• [What is being asked]: Extract each line where the string "coming" shows up.

• [Supplied records]:
------------------------------

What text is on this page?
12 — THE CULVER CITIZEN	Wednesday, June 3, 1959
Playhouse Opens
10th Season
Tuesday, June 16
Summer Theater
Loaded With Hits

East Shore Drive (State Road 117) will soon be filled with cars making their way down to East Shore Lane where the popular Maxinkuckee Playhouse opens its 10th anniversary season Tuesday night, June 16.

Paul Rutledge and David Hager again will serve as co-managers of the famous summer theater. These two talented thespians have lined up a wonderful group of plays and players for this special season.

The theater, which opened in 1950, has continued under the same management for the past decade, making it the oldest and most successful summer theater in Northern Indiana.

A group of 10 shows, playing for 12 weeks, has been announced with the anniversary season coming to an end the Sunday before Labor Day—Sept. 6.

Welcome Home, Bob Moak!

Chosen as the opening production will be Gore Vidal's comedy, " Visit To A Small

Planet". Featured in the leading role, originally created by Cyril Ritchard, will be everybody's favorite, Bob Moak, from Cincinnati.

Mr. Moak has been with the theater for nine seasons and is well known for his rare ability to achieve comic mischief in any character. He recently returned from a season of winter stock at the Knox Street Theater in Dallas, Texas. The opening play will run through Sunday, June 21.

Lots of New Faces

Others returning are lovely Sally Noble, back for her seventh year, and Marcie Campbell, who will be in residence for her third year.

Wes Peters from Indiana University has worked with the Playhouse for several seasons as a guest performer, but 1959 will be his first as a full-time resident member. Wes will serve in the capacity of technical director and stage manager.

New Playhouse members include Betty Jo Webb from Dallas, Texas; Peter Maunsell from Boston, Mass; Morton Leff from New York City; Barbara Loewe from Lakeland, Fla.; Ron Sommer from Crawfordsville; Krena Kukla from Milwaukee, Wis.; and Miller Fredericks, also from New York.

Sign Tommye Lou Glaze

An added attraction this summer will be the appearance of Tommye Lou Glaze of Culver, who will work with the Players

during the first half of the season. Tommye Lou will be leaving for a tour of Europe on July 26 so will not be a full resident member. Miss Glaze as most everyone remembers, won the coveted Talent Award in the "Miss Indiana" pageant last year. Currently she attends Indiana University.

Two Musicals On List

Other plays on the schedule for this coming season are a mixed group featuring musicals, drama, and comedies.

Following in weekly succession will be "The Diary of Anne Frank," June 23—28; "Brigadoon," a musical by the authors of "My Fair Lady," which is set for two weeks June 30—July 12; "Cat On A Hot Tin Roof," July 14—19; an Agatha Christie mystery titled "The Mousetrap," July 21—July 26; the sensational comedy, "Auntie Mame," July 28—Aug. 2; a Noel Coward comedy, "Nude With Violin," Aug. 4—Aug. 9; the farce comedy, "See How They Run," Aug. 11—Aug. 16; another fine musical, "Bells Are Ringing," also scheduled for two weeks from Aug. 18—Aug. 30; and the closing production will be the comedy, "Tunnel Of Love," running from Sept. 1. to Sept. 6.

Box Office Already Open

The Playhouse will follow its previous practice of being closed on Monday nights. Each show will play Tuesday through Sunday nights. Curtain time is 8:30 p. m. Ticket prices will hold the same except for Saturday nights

------------------------------

• [Result for this task]:
A group of 10 shows, playing for 12 weeks, has been announced with the anniversary season coming to an end the Sunday before Labor Day—Sept. 6.
Other plays on the schedule for this coming season are a mixed group featuring musicals, drama, and comedies.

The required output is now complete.